### Record excerpts

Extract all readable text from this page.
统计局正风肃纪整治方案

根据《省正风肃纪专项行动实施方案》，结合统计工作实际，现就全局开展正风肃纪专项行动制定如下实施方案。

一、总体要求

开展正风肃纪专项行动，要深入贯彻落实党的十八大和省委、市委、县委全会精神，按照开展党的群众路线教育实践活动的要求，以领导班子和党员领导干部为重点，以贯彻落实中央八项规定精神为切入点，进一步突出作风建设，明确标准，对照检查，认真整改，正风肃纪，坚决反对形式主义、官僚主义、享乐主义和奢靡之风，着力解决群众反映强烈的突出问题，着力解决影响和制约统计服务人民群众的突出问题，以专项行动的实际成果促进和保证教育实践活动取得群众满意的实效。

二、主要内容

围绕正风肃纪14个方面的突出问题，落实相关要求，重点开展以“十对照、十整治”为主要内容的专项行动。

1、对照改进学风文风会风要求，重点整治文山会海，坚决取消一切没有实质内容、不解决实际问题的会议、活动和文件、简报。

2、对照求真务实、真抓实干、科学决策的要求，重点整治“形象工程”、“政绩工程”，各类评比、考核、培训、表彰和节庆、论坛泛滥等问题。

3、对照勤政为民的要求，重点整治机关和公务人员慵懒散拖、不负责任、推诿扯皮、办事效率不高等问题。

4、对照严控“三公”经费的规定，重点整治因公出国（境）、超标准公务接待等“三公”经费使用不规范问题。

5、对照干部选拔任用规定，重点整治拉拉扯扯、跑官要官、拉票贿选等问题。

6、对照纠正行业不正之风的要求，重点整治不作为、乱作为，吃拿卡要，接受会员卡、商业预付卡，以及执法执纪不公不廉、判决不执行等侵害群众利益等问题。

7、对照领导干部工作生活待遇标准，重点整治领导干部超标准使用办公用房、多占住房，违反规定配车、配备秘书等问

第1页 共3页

### To do
Copy out the whole listing exactly as written.

### Problem solution
Extract all readable text from this page.
统计局正风肃纪整治方案

根据《省正风肃纪专项行动实施方案》，结合统计工作实际，现就全局开展正风肃纪专项行动制定如下实施方案。

一、总体要求

开展正风肃纪专项行动，要深入贯彻落实党的十八大和省委、市委、县委全会精神，按照开展党的群众路线教育实践活动的要求，以领导班子和党员领导干部为重点，以贯彻落实中央八项规定精神为切入点，进一步突出作风建设，明确标准，对照检查，认真整改，正风肃纪，坚决反对形式主义、官僚主义、享乐主义和奢靡之风，着力解决群众反映强烈的突出问题，着力解决影响和制约统计服务人民群众的突出问题，以专项行动的实际成果促进和保证教育实践活动取得群众满意的实效。

二、主要内容

围绕正风肃纪14个方面的突出问题，落实相关要求，重点开展以“十对照、十整治”为主要内容的专项行动。

1、对照改进学风文风会风要求，重点整治文山会海，坚决取消一切没有实质内容、不解决实际问题的会议、活动和文件、简报。

2、对照求真务实、真抓实干、科学决策的要求，重点整治“形象工程”、“政绩工程”，各类评比、考核、培训、表彰和节庆、论坛泛滥等问题。

3、对照勤政为民的要求，重点整治机关和公务人员慵懒散拖、不负责任、推诿扯皮、办事效率不高等问题。

4、对照严控“三公”经费的规定，重点整治因公出国（境）、超标准公务接待等“三公”经费使用不规范问题。

5、对照干部选拔任用规定，重点整治拉拉扯扯、跑官要官、拉票贿选等问题。

6、对照纠正行业不正之风的要求，重点整治不作为、乱作为，吃拿卡要，接受会员卡、商业预付卡，以及执法执纪不公不廉、判决不执行等侵害群众利益等问题。

7、对照领导干部工作生活待遇标准，重点整治领导干部超标准使用办公用房、多占住房，违反规定配车、配备秘书等问

第1页 共3页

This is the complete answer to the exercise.